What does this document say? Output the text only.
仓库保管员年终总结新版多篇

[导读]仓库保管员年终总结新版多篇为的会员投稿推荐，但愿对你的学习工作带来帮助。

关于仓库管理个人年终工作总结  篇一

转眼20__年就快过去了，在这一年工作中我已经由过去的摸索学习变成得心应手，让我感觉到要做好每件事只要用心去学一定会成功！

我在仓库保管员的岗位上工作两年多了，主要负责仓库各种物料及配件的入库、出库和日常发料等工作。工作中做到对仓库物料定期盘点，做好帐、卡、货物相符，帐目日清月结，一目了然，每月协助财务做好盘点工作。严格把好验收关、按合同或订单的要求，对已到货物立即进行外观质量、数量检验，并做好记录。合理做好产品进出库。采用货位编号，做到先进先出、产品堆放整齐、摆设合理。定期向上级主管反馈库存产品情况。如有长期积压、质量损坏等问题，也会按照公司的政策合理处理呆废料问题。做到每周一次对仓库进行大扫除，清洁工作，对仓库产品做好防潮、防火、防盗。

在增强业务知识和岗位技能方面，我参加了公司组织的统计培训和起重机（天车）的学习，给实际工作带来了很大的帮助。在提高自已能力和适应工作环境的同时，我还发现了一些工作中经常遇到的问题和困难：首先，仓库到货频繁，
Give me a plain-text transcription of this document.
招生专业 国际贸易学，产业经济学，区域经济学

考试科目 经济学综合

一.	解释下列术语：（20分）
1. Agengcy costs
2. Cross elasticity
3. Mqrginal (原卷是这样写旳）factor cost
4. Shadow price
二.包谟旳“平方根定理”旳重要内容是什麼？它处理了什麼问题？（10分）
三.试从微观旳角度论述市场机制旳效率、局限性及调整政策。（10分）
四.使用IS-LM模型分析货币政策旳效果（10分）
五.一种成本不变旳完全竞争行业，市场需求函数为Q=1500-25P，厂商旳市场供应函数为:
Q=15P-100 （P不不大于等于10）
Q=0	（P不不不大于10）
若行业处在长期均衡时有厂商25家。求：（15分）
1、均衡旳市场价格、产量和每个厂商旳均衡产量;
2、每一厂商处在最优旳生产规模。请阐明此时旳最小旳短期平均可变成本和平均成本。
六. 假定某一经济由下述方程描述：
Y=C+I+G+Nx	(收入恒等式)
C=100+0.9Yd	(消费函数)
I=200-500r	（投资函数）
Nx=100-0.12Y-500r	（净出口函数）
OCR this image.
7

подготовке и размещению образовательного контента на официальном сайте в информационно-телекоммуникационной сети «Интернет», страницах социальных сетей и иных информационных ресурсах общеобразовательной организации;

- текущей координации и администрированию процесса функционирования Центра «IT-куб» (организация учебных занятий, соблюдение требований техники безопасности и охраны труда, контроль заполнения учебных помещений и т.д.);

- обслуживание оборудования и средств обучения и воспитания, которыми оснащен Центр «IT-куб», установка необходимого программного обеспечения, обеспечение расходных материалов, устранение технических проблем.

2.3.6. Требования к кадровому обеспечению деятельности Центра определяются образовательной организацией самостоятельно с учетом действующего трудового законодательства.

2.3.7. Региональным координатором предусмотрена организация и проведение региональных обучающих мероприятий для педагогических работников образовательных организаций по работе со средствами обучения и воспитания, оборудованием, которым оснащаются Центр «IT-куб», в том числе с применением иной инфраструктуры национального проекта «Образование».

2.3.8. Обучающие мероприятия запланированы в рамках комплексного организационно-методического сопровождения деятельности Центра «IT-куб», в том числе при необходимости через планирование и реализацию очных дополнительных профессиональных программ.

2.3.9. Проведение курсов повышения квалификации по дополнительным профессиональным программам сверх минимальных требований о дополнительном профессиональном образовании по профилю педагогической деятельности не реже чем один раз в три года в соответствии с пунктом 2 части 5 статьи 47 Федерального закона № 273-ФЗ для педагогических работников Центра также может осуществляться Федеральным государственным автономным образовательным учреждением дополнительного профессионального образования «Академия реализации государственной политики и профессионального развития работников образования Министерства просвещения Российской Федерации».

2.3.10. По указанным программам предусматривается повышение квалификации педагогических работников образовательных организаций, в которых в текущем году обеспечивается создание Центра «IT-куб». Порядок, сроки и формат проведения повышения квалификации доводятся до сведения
_ _ _ _ _ _ _
GIVEN INSTRUCTION:
Filter the listing above by the word "text"; copy each line that passes.

TASK RESULT:
What does this document say? Output the text only.
Give me a plain-text transcription of this document.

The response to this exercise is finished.